## EXERCISE
With all images omitted, write out the records word for word.

Stored dataset items
[Start of Attachment]
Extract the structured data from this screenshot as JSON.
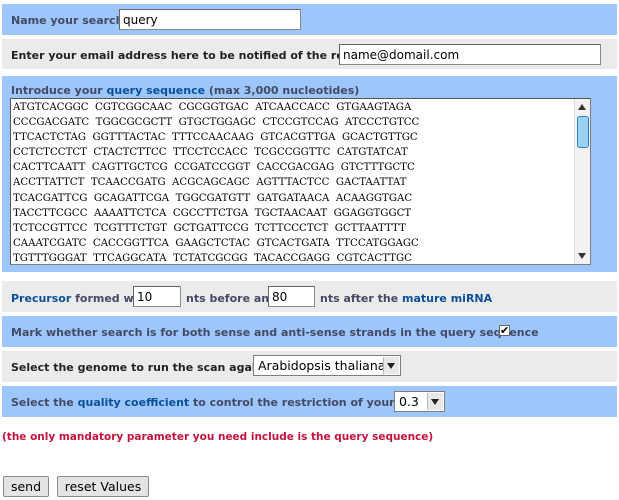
{
  "search_name": {
    "label": "Name your search",
    "value": "query"
  },
  "email": {
    "label": "Enter your email address here to be notified of the results",
    "value": "name@domail.com"
  },
  "sequence": {
    "label_prefix": "Introduce your ",
    "label_link": "query sequence",
    "label_suffix": " (max 3,000 nucleotides)",
    "lines": [
      "ATGTCACGGC  CGTCGGCAAC  CGCGGTGAC  ATCAACCACC  GTGAAGTAGA",
      "CCCGACGATC  TGGCGCGCTT  GTGCTGGAGC  CTCCGTCCAG  ATCCCTGTCC",
      "TTCACTCTAG  GGTTTACTAC  TTTCCAACAAG  GTCACGTTGA  GCACTGTTGC",
      "CCTCTCCTCT  CTACTCTTCC  TTCCTCCACC  TCGCCGGTTC  CATGTATCAT",
      "CACTTCAATT  CAGTTGCTCG  CCGATCCGGT  CACCGACGAG  GTCTTTGCTC",
      "ACCTTATTCT  TCAACCGATG  ACGCAGCAGC  AGTTTACTCC  GACTAATTAT",
      "TCACGATTCG  GCAGATTCGA  TGGCGATGTT  GATGATAACA  ACAAGGTGAC",
      "TACCTTCGCC  AAAATTCTCA  CGCCTTCTGA  TGCTAACAAT  GGAGGTGGCT",
      "TCTCCGTTCC  TCGTTTCTGT  GCTGATTCCG  TCTTCCCTCT  GCTTAATTTT",
      "CAAATCGATC  CACCGGTTCA  GAAGCTCTAC  GTCACTGATA  TTCCATGGAGC",
      "TGTTTGGGAT  TTCAGGCATA  TCTATCGCGG  TACACCGAGG  CGTCACTTGC"
    ]
  },
  "precursor": {
    "link": "Precursor",
    "text_formed": " formed with",
    "before_value": "10",
    "text_before": "nts before and",
    "after_value": "80",
    "text_after": "nts after the ",
    "link2": "mature miRNA"
  },
  "strands": {
    "label": "Mark whether search is for both sense and anti-sense strands in the query sequence",
    "checked": "✔"
  },
  "genome": {
    "label": "Select the genome to run the scan against",
    "selected": "Arabidopsis thaliana"
  },
  "quality": {
    "label_prefix": "Select the ",
    "label_link": "quality coefficient",
    "label_suffix": " to control the restriction of your search",
    "selected": "0.3"
  },
  "note": "(the only mandatory parameter you need include is the query sequence)",
  "buttons": {
    "send": "send",
    "reset": "reset Values"
  },
  "colors": {
    "band_blue": "#9dc7fa",
    "band_gray": "#ebebeb",
    "link": "#0a4f9a",
    "note_red": "#c4123c"
  }
}
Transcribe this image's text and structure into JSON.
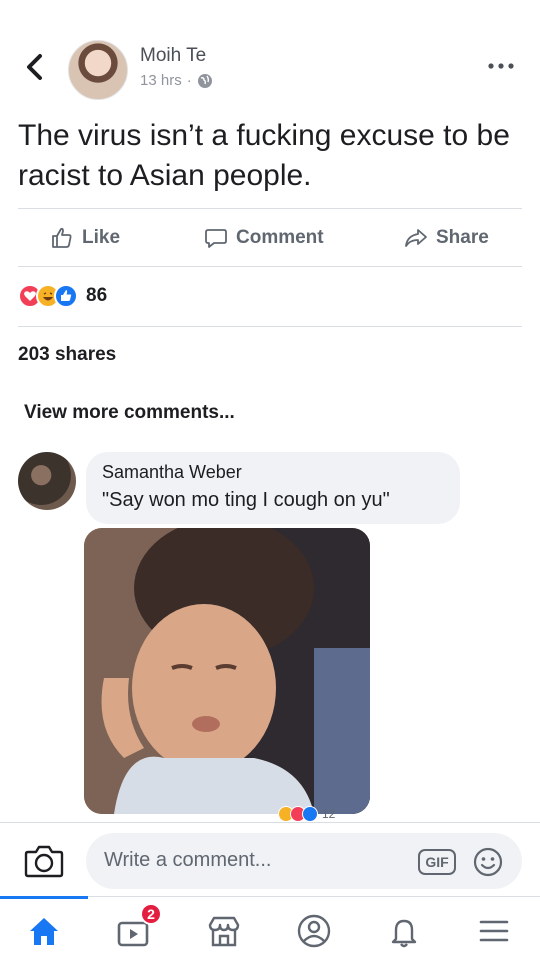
{
  "post": {
    "author": "Moih Te",
    "time": "13 hrs",
    "separator": "·",
    "text": "The virus isn’t a fucking excuse to be racist to Asian people."
  },
  "actions": {
    "like": "Like",
    "comment": "Comment",
    "share": "Share"
  },
  "reactions": {
    "types": [
      "love-reaction",
      "haha-reaction",
      "like-reaction"
    ],
    "count": "86"
  },
  "shares": "203 shares",
  "view_more": "View more comments...",
  "comment": {
    "author": "Samantha Weber",
    "text": "\"Say won mo ting I cough on yu\"",
    "reaction_count": "12"
  },
  "composer": {
    "placeholder": "Write a comment...",
    "gif_label": "GIF"
  },
  "tabbar": {
    "items": [
      "home-icon",
      "video-icon",
      "marketplace-icon",
      "profile-icon",
      "notifications-icon",
      "menu-icon"
    ],
    "video_badge": "2"
  },
  "colors": {
    "accent": "#1877f2",
    "badge": "#e41e3f",
    "bubble": "#f0f2f5"
  }
}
[End of Attachment]
## TASK RESULT
Extract the structured data from this screenshot as JSON.
{
  "search_name": {
    "label": "Name your search",
    "value": "query"
  },
  "email": {
    "label": "Enter your email address here to be notified of the results",
    "value": "name@domail.com"
  },
  "sequence": {
    "label_prefix": "Introduce your ",
    "label_link": "query sequence",
    "label_suffix": " (max 3,000 nucleotides)",
    "lines": [
      "ATGTCACGGC  CGTCGGCAAC  CGCGGTGAC  ATCAACCACC  GTGAAGTAGA",
      "CCCGACGATC  TGGCGCGCTT  GTGCTGGAGC  CTCCGTCCAG  ATCCCTGTCC",
      "TTCACTCTAG  GGTTTACTAC  TTTCCAACAAG  GTCACGTTGA  GCACTGTTGC",
      "CCTCTCCTCT  CTACTCTTCC  TTCCTCCACC  TCGCCGGTTC  CATGTATCAT",
      "CACTTCAATT  CAGTTGCTCG  CCGATCCGGT  CACCGACGAG  GTCTTTGCTC",
      "ACCTTATTCT  TCAACCGATG  ACGCAGCAGC  AGTTTACTCC  GACTAATTAT",
      "TCACGATTCG  GCAGATTCGA  TGGCGATGTT  GATGATAACA  ACAAGGTGAC",
      "TACCTTCGCC  AAAATTCTCA  CGCCTTCTGA  TGCTAACAAT  GGAGGTGGCT",
      "TCTCCGTTCC  TCGTTTCTGT  GCTGATTCCG  TCTTCCCTCT  GCTTAATTTT",
      "CAAATCGATC  CACCGGTTCA  GAAGCTCTAC  GTCACTGATA  TTCCATGGAGC",
      "TGTTTGGGAT  TTCAGGCATA  TCTATCGCGG  TACACCGAGG  CGTCACTTGC"
    ]
  },
  "precursor": {
    "link": "Precursor",
    "text_formed": " formed with",
    "before_value": "10",
    "text_before": "nts before and",
    "after_value": "80",
    "text_after": "nts after the ",
    "link2": "mature miRNA"
  },
  "strands": {
    "label": "Mark whether search is for both sense and anti-sense strands in the query sequence",
    "checked": "✔"
  },
  "genome": {
    "label": "Select the genome to run the scan against",
    "selected": "Arabidopsis thaliana"
  },
  "quality": {
    "label_prefix": "Select the ",
    "label_link": "quality coefficient",
    "label_suffix": " to control the restriction of your search",
    "selected": "0.3"
  },
  "note": "(the only mandatory parameter you need include is the query sequence)",
  "buttons": {
    "send": "send",
    "reset": "reset Values"
  },
  "colors": {
    "band_blue": "#9dc7fa",
    "band_gray": "#ebebeb",
    "link": "#0a4f9a",
    "note_red": "#c4123c"
  }
}
Transcribe this image's text and structure into JSON.
{
  "post": {
    "author": "Moih Te",
    "time": "13 hrs",
    "separator": "·",
    "text": "The virus isn’t a fucking excuse to be racist to Asian people."
  },
  "actions": {
    "like": "Like",
    "comment": "Comment",
    "share": "Share"
  },
  "reactions": {
    "types": [
      "love-reaction",
      "haha-reaction",
      "like-reaction"
    ],
    "count": "86"
  },
  "shares": "203 shares",
  "view_more": "View more comments...",
  "comment": {
    "author": "Samantha Weber",
    "text": "\"Say won mo ting I cough on yu\"",
    "reaction_count": "12"
  },
  "composer": {
    "placeholder": "Write a comment...",
    "gif_label": "GIF"
  },
  "tabbar": {
    "items": [
      "home-icon",
      "video-icon",
      "marketplace-icon",
      "profile-icon",
      "notifications-icon",
      "menu-icon"
    ],
    "video_badge": "2"
  },
  "colors": {
    "accent": "#1877f2",
    "badge": "#e41e3f",
    "bubble": "#f0f2f5"
  }
}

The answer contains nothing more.